- **WHAT IS BEING ASKED**:
Gather each line containing the string "годину" from these entries.

- **RECORDED DATA**:
________________________________________
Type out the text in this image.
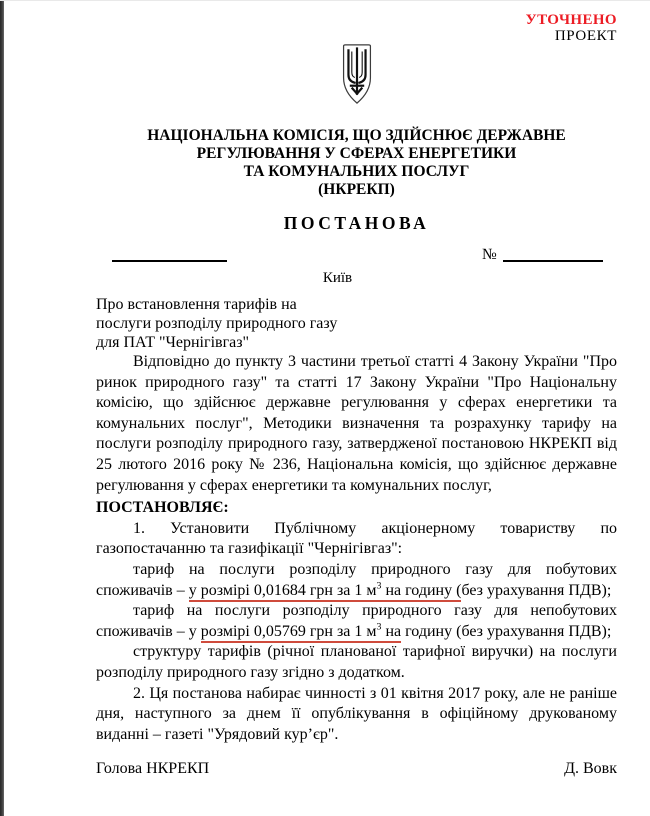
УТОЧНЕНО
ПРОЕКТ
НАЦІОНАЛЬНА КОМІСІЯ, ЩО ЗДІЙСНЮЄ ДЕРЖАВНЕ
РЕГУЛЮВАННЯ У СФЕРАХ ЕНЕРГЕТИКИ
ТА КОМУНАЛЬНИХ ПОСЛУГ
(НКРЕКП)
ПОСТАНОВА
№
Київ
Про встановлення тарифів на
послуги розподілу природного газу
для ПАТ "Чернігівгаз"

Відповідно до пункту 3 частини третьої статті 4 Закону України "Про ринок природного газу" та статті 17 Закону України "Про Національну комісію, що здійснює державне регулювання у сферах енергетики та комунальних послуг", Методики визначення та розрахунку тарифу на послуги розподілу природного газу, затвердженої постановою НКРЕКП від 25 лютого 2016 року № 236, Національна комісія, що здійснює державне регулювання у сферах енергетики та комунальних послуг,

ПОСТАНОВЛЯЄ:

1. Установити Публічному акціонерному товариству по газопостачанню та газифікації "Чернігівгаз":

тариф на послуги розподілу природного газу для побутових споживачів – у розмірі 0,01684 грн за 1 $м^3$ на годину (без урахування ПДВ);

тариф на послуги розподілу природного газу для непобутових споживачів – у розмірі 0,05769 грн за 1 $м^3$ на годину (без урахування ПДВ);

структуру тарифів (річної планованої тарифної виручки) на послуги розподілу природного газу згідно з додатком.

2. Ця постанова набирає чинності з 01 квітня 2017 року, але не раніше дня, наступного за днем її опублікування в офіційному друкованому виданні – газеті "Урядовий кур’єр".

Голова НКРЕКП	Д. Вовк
________________________________________
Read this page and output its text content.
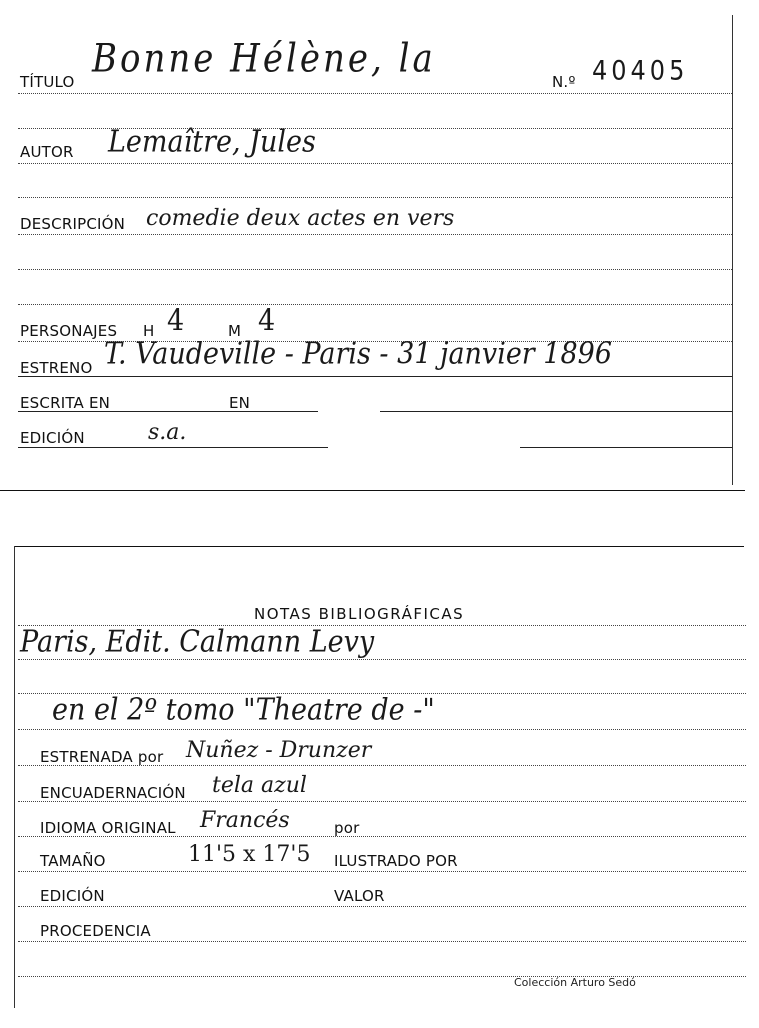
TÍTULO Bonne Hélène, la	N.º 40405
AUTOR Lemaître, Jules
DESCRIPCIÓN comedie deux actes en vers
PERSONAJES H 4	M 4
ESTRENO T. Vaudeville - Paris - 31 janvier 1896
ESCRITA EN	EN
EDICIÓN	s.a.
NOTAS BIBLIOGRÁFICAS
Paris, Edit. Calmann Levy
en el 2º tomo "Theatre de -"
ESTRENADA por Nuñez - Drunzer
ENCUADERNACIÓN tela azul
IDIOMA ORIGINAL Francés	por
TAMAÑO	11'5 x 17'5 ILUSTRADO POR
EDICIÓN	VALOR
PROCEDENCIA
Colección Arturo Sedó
________________________________________
- **WRITTEN RESPONSE**:
тариф на послуги розподілу природного газу для побутових споживачів – у розмірі 0,01684 грн за 1 $м^3$ на годину (без урахування ПДВ);
тариф на послуги розподілу природного газу для непобутових споживачів – у розмірі 0,05769 грн за 1 $м^3$ на годину (без урахування ПДВ);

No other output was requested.